» Requirements: Report how many lines contain the word "boues", with no other text.

— BEGIN Records for the task —

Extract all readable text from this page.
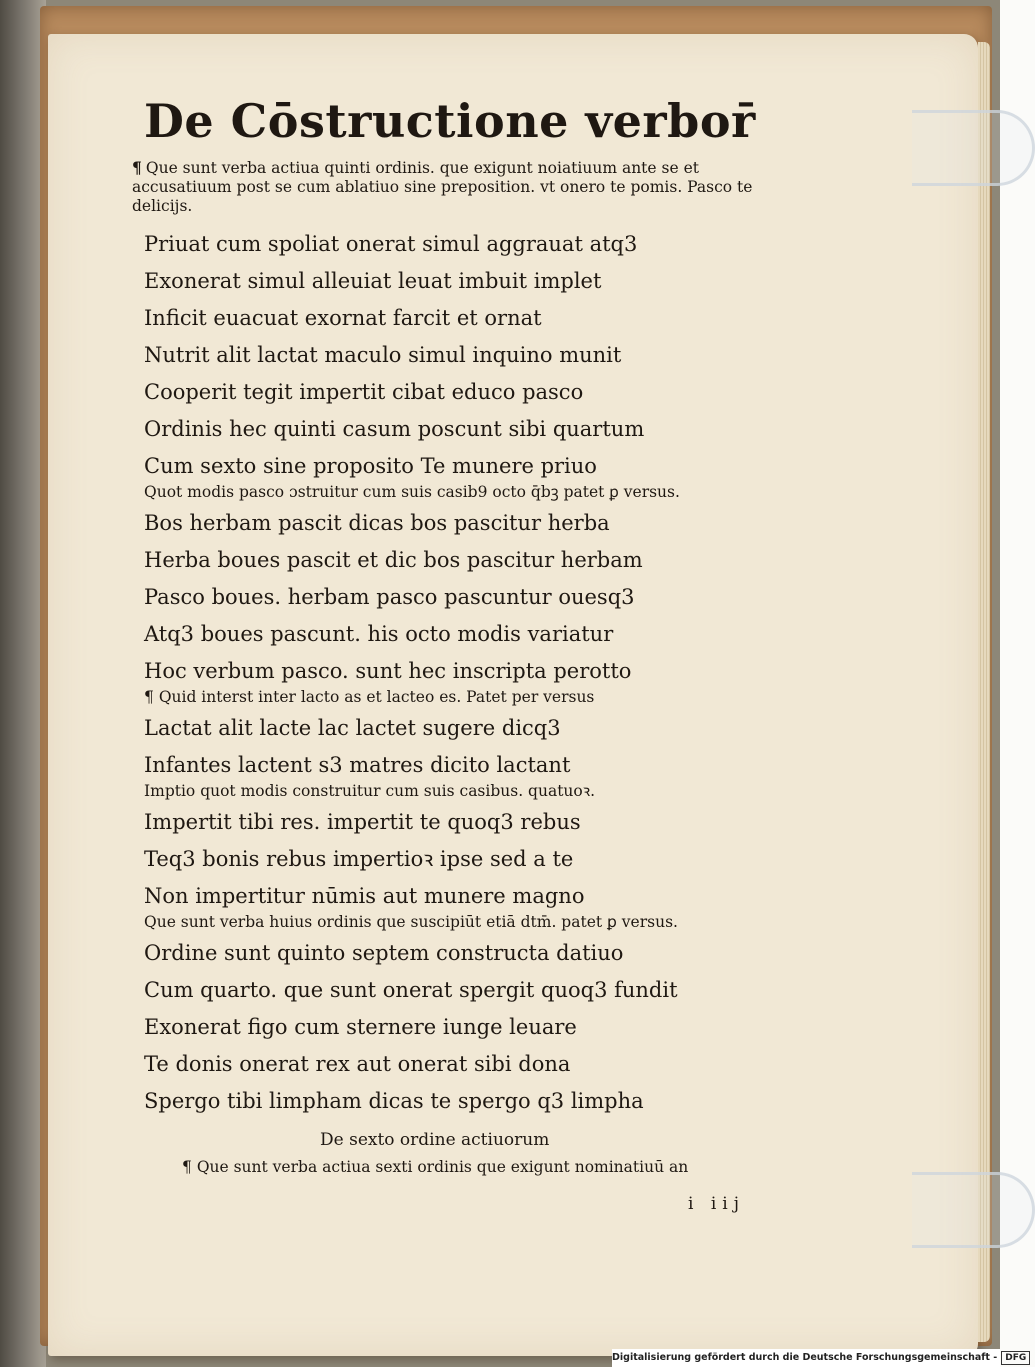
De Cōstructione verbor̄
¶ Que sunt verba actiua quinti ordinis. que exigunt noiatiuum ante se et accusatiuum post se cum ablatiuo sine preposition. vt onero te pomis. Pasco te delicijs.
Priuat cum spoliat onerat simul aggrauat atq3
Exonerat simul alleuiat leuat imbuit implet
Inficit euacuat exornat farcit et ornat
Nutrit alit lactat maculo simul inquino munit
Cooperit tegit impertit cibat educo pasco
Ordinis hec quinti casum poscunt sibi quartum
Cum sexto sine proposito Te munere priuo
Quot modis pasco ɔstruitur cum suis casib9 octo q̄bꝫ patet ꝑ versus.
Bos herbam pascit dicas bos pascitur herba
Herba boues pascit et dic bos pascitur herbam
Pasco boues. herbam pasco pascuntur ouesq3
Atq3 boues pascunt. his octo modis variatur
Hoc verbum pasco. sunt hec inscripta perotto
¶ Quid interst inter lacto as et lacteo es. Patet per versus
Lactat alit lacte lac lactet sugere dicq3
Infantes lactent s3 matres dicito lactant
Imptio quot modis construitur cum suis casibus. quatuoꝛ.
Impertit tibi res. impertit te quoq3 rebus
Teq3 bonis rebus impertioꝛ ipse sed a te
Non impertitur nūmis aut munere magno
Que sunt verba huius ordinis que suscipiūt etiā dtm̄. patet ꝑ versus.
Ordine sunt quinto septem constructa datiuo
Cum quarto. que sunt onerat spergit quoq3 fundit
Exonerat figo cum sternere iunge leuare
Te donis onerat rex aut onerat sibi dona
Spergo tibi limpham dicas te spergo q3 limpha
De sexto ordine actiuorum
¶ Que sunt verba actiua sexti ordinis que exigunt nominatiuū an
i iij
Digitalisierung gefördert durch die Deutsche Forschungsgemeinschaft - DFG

— END Records for the task —

» The output: 3